- [Short task] Copy each of the following rows, replacing "province" with "region" wherever it occurs and leaving everything else unchanged.

[START OF Materials provided]

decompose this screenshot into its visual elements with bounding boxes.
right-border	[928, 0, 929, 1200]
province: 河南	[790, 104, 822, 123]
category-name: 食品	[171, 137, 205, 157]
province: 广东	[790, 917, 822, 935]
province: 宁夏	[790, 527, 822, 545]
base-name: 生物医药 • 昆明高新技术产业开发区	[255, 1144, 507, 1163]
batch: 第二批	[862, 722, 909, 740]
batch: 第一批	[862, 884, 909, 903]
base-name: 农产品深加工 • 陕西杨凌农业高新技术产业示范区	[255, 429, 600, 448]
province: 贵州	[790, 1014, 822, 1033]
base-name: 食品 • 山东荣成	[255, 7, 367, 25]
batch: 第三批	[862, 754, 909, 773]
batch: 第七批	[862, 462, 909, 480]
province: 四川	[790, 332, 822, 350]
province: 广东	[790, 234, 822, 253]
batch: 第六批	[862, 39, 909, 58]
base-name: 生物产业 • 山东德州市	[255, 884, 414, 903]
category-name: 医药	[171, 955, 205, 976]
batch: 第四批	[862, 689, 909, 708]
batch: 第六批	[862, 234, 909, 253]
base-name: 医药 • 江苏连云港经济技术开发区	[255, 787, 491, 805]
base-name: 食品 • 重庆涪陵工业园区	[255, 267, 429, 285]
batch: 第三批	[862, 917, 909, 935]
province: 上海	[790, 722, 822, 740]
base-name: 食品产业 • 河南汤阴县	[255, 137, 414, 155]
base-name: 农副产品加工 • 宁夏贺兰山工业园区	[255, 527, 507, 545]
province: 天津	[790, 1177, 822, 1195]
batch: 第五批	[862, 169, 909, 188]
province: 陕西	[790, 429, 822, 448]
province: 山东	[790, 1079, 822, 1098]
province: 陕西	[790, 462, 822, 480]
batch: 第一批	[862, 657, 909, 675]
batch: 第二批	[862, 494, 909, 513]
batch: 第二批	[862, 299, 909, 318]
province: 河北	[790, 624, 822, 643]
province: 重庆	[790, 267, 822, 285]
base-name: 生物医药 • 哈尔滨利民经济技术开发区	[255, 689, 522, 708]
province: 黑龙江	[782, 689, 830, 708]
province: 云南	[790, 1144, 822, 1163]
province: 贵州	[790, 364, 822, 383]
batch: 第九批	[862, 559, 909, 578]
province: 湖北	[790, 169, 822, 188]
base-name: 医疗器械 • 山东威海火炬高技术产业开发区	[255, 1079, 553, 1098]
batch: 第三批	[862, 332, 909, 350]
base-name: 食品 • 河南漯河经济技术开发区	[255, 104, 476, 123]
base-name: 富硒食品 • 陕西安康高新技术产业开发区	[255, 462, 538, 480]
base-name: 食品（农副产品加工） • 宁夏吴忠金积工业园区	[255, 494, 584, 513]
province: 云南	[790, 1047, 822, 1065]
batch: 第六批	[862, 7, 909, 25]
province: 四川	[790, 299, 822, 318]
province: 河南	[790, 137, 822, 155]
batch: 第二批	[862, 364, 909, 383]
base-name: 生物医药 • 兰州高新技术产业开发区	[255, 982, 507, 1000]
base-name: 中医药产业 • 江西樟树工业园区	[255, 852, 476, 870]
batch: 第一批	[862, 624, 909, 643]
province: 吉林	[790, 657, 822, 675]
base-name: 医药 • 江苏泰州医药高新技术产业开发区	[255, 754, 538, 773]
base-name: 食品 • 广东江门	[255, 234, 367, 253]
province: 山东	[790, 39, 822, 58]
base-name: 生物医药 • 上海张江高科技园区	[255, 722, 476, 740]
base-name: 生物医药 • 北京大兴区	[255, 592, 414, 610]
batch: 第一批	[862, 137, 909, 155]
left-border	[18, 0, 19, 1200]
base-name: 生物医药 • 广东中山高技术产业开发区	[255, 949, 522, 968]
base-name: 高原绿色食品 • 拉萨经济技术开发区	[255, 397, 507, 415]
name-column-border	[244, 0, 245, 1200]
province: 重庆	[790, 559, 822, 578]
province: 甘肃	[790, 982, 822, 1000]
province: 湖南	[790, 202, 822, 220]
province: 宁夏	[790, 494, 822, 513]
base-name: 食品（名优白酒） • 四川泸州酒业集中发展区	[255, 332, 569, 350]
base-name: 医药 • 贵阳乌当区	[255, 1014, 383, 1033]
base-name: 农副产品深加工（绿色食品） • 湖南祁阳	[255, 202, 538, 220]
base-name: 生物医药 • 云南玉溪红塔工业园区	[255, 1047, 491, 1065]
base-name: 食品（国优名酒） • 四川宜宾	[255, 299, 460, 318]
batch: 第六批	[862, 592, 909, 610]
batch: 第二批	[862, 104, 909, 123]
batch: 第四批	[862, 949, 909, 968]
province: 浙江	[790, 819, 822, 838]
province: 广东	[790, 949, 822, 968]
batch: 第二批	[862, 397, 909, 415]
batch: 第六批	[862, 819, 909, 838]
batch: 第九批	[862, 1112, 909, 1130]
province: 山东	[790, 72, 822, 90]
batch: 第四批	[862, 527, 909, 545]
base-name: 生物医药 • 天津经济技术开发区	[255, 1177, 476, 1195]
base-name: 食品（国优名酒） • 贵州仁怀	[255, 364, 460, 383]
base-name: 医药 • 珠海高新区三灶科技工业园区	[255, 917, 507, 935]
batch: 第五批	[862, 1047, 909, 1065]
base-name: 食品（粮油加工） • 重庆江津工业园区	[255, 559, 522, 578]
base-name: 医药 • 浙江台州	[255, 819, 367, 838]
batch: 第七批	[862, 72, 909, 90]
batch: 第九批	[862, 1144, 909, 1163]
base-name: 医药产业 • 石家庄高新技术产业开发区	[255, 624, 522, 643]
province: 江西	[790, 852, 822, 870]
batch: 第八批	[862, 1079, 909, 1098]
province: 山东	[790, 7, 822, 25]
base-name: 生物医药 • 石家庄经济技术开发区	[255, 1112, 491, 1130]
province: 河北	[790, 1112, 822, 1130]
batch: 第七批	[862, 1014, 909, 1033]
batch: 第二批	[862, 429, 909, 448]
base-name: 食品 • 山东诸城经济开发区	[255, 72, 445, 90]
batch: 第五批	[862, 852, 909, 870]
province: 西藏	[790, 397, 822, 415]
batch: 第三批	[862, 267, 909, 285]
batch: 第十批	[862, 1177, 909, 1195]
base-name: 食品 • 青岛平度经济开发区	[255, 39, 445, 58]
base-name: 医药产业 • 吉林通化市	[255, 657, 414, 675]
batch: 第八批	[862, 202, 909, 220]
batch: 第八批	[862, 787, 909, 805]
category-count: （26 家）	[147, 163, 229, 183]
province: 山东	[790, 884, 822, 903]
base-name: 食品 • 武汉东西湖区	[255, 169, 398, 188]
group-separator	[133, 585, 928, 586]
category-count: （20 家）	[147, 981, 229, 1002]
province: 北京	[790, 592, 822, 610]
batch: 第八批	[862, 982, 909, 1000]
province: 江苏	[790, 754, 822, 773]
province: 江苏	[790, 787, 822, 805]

[END OF Materials provided]

- [Solution to the problem]
decompose this screenshot into its visual elements with bounding boxes.
right-border	[928, 0, 929, 1200]
region: 河南	[790, 104, 822, 123]
category-name: 食品	[171, 137, 205, 157]
region: 广东	[790, 917, 822, 935]
region: 宁夏	[790, 527, 822, 545]
base-name: 生物医药 • 昆明高新技术产业开发区	[255, 1144, 507, 1163]
batch: 第二批	[862, 722, 909, 740]
batch: 第一批	[862, 884, 909, 903]
base-name: 农产品深加工 • 陕西杨凌农业高新技术产业示范区	[255, 429, 600, 448]
region: 贵州	[790, 1014, 822, 1033]
base-name: 食品 • 山东荣成	[255, 7, 367, 25]
batch: 第三批	[862, 754, 909, 773]
batch: 第七批	[862, 462, 909, 480]
region: 四川	[790, 332, 822, 350]
region: 广东	[790, 234, 822, 253]
batch: 第六批	[862, 39, 909, 58]
base-name: 生物产业 • 山东德州市	[255, 884, 414, 903]
category-name: 医药	[171, 955, 205, 976]
batch: 第四批	[862, 689, 909, 708]
batch: 第六批	[862, 234, 909, 253]
base-name: 医药 • 江苏连云港经济技术开发区	[255, 787, 491, 805]
base-name: 食品 • 重庆涪陵工业园区	[255, 267, 429, 285]
batch: 第三批	[862, 917, 909, 935]
region: 上海	[790, 722, 822, 740]
base-name: 食品产业 • 河南汤阴县	[255, 137, 414, 155]
base-name: 农副产品加工 • 宁夏贺兰山工业园区	[255, 527, 507, 545]
region: 天津	[790, 1177, 822, 1195]
batch: 第五批	[862, 169, 909, 188]
region: 陕西	[790, 429, 822, 448]
region: 山东	[790, 1079, 822, 1098]
region: 陕西	[790, 462, 822, 480]
batch: 第一批	[862, 657, 909, 675]
batch: 第二批	[862, 494, 909, 513]
batch: 第二批	[862, 299, 909, 318]
region: 河北	[790, 624, 822, 643]
region: 重庆	[790, 267, 822, 285]
base-name: 生物医药 • 哈尔滨利民经济技术开发区	[255, 689, 522, 708]
region: 黑龙江	[782, 689, 830, 708]
region: 云南	[790, 1144, 822, 1163]
region: 贵州	[790, 364, 822, 383]
batch: 第九批	[862, 559, 909, 578]
region: 湖北	[790, 169, 822, 188]
base-name: 医疗器械 • 山东威海火炬高技术产业开发区	[255, 1079, 553, 1098]
batch: 第三批	[862, 332, 909, 350]
base-name: 食品 • 河南漯河经济技术开发区	[255, 104, 476, 123]
base-name: 富硒食品 • 陕西安康高新技术产业开发区	[255, 462, 538, 480]
base-name: 食品（农副产品加工） • 宁夏吴忠金积工业园区	[255, 494, 584, 513]
region: 云南	[790, 1047, 822, 1065]
batch: 第六批	[862, 7, 909, 25]
region: 四川	[790, 299, 822, 318]
region: 河南	[790, 137, 822, 155]
batch: 第二批	[862, 364, 909, 383]
base-name: 生物医药 • 兰州高新技术产业开发区	[255, 982, 507, 1000]
base-name: 中医药产业 • 江西樟树工业园区	[255, 852, 476, 870]
batch: 第一批	[862, 624, 909, 643]
region: 吉林	[790, 657, 822, 675]
base-name: 医药 • 江苏泰州医药高新技术产业开发区	[255, 754, 538, 773]
base-name: 食品 • 广东江门	[255, 234, 367, 253]
region: 山东	[790, 39, 822, 58]
base-name: 生物医药 • 上海张江高科技园区	[255, 722, 476, 740]
base-name: 生物医药 • 北京大兴区	[255, 592, 414, 610]
batch: 第一批	[862, 137, 909, 155]
left-border	[18, 0, 19, 1200]
base-name: 生物医药 • 广东中山高技术产业开发区	[255, 949, 522, 968]
base-name: 高原绿色食品 • 拉萨经济技术开发区	[255, 397, 507, 415]
name-column-border	[244, 0, 245, 1200]
region: 重庆	[790, 559, 822, 578]
region: 甘肃	[790, 982, 822, 1000]
region: 湖南	[790, 202, 822, 220]
region: 宁夏	[790, 494, 822, 513]
base-name: 食品（名优白酒） • 四川泸州酒业集中发展区	[255, 332, 569, 350]
base-name: 医药 • 贵阳乌当区	[255, 1014, 383, 1033]
base-name: 农副产品深加工（绿色食品） • 湖南祁阳	[255, 202, 538, 220]
base-name: 生物医药 • 云南玉溪红塔工业园区	[255, 1047, 491, 1065]
base-name: 食品（国优名酒） • 四川宜宾	[255, 299, 460, 318]
batch: 第六批	[862, 592, 909, 610]
batch: 第二批	[862, 104, 909, 123]
batch: 第四批	[862, 949, 909, 968]
region: 浙江	[790, 819, 822, 838]
region: 广东	[790, 949, 822, 968]
batch: 第二批	[862, 397, 909, 415]
batch: 第六批	[862, 819, 909, 838]
batch: 第九批	[862, 1112, 909, 1130]
region: 山东	[790, 72, 822, 90]
batch: 第四批	[862, 527, 909, 545]
base-name: 生物医药 • 天津经济技术开发区	[255, 1177, 476, 1195]
base-name: 食品（国优名酒） • 贵州仁怀	[255, 364, 460, 383]
base-name: 医药 • 珠海高新区三灶科技工业园区	[255, 917, 507, 935]
batch: 第五批	[862, 1047, 909, 1065]
base-name: 食品（粮油加工） • 重庆江津工业园区	[255, 559, 522, 578]
base-name: 医药 • 浙江台州	[255, 819, 367, 838]
batch: 第七批	[862, 72, 909, 90]
batch: 第九批	[862, 1144, 909, 1163]
base-name: 医药产业 • 石家庄高新技术产业开发区	[255, 624, 522, 643]
region: 江西	[790, 852, 822, 870]
batch: 第八批	[862, 1079, 909, 1098]
region: 山东	[790, 7, 822, 25]
base-name: 生物医药 • 石家庄经济技术开发区	[255, 1112, 491, 1130]
region: 河北	[790, 1112, 822, 1130]
batch: 第七批	[862, 1014, 909, 1033]
batch: 第二批	[862, 429, 909, 448]
base-name: 食品 • 山东诸城经济开发区	[255, 72, 445, 90]
batch: 第五批	[862, 852, 909, 870]
region: 西藏	[790, 397, 822, 415]
batch: 第三批	[862, 267, 909, 285]
batch: 第十批	[862, 1177, 909, 1195]
base-name: 食品 • 青岛平度经济开发区	[255, 39, 445, 58]
base-name: 医药产业 • 吉林通化市	[255, 657, 414, 675]
batch: 第八批	[862, 202, 909, 220]
batch: 第八批	[862, 787, 909, 805]
category-count: （26 家）	[147, 163, 229, 183]
region: 山东	[790, 884, 822, 903]
base-name: 食品 • 武汉东西湖区	[255, 169, 398, 188]
group-separator	[133, 585, 928, 586]
category-count: （20 家）	[147, 981, 229, 1002]
region: 北京	[790, 592, 822, 610]
batch: 第八批	[862, 982, 909, 1000]
region: 江苏	[790, 754, 822, 773]
region: 江苏	[790, 787, 822, 805]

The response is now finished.